* Begin *
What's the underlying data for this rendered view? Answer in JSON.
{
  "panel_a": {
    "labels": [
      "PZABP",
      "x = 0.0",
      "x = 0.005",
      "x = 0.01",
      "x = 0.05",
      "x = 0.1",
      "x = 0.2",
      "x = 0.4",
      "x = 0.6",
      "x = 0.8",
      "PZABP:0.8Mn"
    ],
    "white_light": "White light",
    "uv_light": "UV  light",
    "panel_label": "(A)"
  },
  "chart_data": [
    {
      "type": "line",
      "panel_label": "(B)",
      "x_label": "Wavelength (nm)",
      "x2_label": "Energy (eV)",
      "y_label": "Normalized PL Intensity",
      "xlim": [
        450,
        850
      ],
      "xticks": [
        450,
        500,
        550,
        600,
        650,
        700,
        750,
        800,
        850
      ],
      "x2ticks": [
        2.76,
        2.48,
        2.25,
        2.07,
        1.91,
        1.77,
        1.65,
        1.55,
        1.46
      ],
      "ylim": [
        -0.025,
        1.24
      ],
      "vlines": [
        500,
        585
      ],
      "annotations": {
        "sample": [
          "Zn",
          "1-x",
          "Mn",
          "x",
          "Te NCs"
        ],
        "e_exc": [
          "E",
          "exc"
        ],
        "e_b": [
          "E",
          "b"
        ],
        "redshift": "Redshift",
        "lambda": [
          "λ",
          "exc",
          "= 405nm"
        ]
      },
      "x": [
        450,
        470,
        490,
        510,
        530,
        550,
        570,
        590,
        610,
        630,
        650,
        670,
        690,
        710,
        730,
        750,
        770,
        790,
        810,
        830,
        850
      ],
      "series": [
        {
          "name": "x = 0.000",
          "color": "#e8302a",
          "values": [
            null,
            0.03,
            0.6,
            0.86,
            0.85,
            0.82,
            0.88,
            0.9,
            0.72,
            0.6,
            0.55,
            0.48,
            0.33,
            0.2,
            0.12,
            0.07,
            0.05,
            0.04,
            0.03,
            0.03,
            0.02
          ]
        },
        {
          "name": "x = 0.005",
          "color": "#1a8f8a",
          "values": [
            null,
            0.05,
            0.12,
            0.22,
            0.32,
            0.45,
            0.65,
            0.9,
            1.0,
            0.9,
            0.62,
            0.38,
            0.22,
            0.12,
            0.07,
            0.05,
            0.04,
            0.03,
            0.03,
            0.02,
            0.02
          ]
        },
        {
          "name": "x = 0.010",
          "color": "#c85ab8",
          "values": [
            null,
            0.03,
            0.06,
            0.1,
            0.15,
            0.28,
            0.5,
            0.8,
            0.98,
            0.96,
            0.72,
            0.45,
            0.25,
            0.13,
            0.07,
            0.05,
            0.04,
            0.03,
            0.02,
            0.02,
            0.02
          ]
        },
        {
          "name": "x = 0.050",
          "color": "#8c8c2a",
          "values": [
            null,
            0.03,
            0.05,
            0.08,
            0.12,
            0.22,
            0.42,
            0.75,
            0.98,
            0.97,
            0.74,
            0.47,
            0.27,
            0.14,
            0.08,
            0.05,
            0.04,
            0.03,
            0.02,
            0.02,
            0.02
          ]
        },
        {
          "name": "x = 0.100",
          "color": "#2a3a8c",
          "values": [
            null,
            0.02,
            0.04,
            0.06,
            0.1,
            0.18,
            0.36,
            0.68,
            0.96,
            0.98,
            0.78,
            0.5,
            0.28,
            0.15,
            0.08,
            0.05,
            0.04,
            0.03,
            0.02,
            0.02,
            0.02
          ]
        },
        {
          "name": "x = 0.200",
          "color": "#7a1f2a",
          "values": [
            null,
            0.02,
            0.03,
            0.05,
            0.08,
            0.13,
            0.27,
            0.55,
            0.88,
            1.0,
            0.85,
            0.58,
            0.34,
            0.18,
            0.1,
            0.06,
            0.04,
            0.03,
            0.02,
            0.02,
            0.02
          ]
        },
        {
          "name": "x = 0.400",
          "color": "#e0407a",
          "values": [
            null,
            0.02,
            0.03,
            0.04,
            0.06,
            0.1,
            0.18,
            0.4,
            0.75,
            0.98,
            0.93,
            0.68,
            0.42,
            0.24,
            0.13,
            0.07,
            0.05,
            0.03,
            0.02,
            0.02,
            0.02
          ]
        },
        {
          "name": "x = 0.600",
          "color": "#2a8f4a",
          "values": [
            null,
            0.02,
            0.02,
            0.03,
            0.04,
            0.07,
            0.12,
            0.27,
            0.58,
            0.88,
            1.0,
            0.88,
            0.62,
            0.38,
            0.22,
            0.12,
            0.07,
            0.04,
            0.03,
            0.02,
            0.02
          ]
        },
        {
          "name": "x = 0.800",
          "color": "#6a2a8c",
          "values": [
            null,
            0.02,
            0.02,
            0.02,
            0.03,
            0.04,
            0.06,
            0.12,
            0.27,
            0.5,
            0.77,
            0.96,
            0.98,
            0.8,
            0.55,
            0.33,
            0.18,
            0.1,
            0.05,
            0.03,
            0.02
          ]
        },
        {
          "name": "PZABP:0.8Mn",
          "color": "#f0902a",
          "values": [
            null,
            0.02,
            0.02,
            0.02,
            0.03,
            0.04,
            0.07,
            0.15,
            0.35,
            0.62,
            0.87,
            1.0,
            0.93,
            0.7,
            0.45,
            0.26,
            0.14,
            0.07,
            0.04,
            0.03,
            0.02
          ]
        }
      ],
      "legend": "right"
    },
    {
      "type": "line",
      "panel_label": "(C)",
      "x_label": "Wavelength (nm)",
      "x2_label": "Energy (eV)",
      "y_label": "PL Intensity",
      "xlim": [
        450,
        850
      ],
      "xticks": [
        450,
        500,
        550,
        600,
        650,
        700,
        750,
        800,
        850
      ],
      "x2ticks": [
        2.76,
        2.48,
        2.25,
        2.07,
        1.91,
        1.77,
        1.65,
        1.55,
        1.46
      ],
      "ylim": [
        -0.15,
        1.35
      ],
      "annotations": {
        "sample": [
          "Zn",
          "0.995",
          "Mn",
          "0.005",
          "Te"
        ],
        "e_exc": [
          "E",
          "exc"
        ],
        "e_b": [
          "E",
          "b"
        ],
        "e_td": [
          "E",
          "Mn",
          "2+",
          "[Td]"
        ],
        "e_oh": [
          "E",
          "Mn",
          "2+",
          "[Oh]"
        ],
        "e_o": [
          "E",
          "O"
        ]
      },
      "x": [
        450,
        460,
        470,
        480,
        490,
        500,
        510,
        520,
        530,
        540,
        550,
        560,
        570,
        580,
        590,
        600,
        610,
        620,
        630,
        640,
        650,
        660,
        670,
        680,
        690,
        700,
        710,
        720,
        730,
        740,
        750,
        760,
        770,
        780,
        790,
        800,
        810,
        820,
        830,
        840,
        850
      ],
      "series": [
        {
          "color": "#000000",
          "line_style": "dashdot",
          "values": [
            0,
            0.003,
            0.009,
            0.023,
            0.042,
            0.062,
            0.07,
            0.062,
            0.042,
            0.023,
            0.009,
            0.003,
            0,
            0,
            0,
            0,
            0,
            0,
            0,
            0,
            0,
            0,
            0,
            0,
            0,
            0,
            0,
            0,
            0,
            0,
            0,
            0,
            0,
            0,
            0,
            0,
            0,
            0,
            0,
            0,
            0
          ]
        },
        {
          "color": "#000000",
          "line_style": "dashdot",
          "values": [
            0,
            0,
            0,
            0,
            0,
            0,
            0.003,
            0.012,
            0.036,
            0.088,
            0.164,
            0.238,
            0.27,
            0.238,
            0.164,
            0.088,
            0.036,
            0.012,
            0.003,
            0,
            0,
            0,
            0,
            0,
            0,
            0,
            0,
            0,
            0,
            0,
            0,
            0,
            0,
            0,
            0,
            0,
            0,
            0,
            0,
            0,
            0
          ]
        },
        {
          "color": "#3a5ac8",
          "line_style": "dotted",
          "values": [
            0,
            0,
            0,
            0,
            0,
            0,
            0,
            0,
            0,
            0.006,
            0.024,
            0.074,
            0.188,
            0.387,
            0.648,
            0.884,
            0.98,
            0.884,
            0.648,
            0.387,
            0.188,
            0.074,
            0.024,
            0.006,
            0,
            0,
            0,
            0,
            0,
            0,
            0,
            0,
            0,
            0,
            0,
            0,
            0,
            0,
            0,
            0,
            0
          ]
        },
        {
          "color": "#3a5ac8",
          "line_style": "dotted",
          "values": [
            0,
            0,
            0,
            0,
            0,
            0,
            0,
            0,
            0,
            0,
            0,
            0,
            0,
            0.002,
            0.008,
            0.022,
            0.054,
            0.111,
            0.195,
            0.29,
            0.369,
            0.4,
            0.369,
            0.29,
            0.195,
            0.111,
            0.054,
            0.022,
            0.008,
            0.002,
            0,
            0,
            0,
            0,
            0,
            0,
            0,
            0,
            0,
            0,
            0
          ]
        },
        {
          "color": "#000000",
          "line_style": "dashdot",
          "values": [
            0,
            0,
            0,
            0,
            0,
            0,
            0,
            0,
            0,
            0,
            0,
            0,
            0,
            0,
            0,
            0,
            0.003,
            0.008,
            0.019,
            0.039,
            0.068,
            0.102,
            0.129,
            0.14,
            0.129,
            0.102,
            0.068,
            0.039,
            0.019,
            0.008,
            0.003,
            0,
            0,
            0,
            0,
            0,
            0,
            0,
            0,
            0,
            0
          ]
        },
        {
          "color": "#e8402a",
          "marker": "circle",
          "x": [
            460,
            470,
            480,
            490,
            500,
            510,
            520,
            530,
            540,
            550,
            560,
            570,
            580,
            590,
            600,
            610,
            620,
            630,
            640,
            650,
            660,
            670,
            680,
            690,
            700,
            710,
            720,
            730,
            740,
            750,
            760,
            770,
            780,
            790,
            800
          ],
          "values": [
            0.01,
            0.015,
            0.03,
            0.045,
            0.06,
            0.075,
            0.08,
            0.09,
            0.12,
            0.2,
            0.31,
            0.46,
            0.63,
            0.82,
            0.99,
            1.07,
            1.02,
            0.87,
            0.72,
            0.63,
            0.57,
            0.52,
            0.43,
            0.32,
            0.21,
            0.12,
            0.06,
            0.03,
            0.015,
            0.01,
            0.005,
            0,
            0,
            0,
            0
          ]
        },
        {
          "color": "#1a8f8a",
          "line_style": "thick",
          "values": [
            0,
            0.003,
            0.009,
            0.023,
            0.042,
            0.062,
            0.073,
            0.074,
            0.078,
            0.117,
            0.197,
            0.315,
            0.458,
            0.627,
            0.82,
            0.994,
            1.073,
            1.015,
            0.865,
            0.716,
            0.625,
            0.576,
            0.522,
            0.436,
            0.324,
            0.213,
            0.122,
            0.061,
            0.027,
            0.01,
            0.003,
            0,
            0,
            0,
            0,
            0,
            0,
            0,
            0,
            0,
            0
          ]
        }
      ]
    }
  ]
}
* End *
* **WHAT YOU SHOULD DO**
Search the entries for the word "light" and gather every line where it appears.

* **SOLUTION TO THIS EXERCISE**
    "white_light": "White light",
    "uv_light": "UV  light",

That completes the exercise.